*EXERCISE PASSAGE:*
◆ ◆ ◆ ◆

ENG-236 Writing for Social Justice (3 credits)
This course explores the radically transformative potential of writing. Students will develop a regular practice of writing as a powerful tool for community activism and political action. We will read, discuss, and write a variety of genres explicitly connected to social and political activism, including: personal narratives, manifestos, action campaigns, letters to the editor, op-ed columns, videos, debate arguments, interviews, blogs, social media campaigns, interactive media projects, etc. We will also explore the role of culture-jamming and DIY art, film, performance, and digital activism as vehicles of participatory social and political action. Assignments will be designed to foster both expressive and critical thinking and writing skills, problem-solving, the ability to research, organize, and synthesize material, and to generate writing that will deeply explore and interrogate social and political systems, particularly those that produce and perpetuate injustices.
ENG-237 Introduction to Literary Criticism (3 credits)
This course will provide students with the necessary skills to work consciously and effectively within the discourse of the discipline. Emphasis will be given to the following: further refinement of close critical reading skills; understanding of literary terms; understanding of basic critical and theoretical terms, concepts and methodologies; and understanding of genres.

◆ ◆ ◆ ◆

*RECORDS:*
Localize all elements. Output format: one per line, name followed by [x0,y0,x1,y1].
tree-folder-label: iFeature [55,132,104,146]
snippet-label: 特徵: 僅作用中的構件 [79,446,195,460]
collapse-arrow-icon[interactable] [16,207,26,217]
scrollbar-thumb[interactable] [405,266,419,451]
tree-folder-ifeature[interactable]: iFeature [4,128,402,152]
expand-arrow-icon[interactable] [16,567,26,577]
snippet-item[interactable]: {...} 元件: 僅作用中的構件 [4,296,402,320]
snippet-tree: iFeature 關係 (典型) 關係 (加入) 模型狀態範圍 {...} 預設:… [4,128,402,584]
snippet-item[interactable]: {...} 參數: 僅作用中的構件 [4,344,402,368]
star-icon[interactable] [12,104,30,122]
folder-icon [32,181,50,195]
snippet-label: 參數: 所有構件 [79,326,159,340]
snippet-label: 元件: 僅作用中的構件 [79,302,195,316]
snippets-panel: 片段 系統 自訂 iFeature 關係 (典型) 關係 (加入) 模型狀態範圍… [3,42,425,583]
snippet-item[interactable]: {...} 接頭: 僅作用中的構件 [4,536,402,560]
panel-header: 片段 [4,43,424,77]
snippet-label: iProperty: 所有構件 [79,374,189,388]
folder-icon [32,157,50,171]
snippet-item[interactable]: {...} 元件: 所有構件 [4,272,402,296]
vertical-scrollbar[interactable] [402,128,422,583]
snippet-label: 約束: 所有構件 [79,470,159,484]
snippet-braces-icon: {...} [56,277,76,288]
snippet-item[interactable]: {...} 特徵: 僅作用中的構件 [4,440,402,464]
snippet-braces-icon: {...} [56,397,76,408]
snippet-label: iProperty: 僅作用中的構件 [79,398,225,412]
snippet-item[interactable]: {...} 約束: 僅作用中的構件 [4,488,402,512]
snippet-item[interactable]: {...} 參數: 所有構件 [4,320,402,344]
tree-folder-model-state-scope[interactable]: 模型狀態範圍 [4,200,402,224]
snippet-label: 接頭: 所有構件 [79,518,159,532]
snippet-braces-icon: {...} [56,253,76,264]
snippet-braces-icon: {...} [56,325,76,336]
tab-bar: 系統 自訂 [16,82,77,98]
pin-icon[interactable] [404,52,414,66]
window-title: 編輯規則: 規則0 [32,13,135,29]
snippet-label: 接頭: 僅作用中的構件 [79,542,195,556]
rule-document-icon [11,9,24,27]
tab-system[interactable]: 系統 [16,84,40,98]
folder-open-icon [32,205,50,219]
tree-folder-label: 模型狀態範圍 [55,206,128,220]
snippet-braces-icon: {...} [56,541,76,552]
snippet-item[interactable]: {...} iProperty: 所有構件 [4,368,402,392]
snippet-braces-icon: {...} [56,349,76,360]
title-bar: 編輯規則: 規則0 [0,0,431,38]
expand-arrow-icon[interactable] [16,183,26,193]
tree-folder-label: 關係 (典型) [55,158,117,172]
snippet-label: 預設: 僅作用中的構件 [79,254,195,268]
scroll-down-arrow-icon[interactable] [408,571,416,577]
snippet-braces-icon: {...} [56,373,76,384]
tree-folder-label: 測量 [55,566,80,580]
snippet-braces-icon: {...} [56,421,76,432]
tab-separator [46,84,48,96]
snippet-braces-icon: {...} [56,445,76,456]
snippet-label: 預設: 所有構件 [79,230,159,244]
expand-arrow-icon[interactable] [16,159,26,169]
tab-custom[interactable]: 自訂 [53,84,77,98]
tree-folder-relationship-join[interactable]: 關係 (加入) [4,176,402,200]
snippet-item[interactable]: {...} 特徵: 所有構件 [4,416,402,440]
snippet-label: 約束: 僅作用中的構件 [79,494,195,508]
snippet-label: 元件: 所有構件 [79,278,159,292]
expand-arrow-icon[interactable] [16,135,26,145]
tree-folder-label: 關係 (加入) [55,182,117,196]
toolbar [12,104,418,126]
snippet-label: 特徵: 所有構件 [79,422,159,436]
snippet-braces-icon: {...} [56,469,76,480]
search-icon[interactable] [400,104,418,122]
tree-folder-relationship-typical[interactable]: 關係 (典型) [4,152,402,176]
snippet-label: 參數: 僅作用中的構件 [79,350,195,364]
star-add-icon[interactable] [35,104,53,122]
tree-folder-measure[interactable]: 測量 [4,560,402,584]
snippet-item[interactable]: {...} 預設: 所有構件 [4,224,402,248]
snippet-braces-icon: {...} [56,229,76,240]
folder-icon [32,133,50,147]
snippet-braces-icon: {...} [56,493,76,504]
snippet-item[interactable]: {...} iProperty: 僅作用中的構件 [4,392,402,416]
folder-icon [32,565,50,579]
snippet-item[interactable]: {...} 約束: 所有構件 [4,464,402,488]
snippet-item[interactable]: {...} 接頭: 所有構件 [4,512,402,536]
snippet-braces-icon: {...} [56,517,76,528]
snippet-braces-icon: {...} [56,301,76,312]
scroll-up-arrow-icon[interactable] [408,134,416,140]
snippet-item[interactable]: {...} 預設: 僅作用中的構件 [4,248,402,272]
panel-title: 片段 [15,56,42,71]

◆ ◆ ◆ ◆

*WORK TASK A:*
Answer from the course descriptions:
(i) How many credits is ENG-236 Writing for Social Justice worth?
(ii) What course number is given for Introduction to Literary Criticism?
(iii) Which reading skills does Introduction to Literary Criticism aim to refine further?
*WORK TASK B:* Carry on the course descriptions from their last sentence.
The lines play no part in any of this.

*ANSWER A:*
(i) 3 credits
(ii) ENG-237
(iii) Close critical reading skills

*ANSWER B:*
ENG-240 Shakespeare (3 credits)
Explores Shakespeare's plays as texts that people perform, focusing on how performers have adapted Shakespeare's plays for different kinds of audiences and over time. Emphasizes Shakespeare's plays as opportunities for creative thought.
ENG-249 Race Gender and Film (3 credits)
In this course, we will investigate how cultural, political, aesthetic, ideological, and historical notions of race, class, gender, sexuality, and ability are represented and explored in the medium of film, and consider film as both product and (re)producer of American culture. We will pay special attention to the way stories by and about marginalized persons are told, and note what happens to these representations when persons of marginalized identities are behind the camera. Further, we will consider the extent to which filmmakers of all identities have navigated, challenged, transformed, subverted, and/or accepted the predominant norms and assumptions of the mainstream systems of film production. Ultimately, we will consider the overall role of film representations and filmmakers in building or sustaining a diverse and democratic society.
ENG-289 Special Topics (3 credits)
ENG-300 Women Writers (3 credits)
This course brings together the artistic vision and contributions of outstanding women writers. The focus is on how women writers view women and the concerns of their time. Possible authors include Gwendolyn Brooks, Virginia Woolf, Katherine Mansfield, Joyce Carol Oates, Flannery O’Connor, Katherine Anne Porter, Eudora Welty and Sylvia Plath.
ENG-301 Romantic and Victorian Literature (3 credits)
This course explores the fiction, prose, and poetry of the Romantic and Victorian period (1785-1900). Readings will vary to highlight the crucial historical events of the nineteenth century, including the rise of the British Empire, the effects of the Industrial Revolution, the emergence of the middle and working classes, and women's changing social roles.
ENG-303 Gender and Media (3 credits)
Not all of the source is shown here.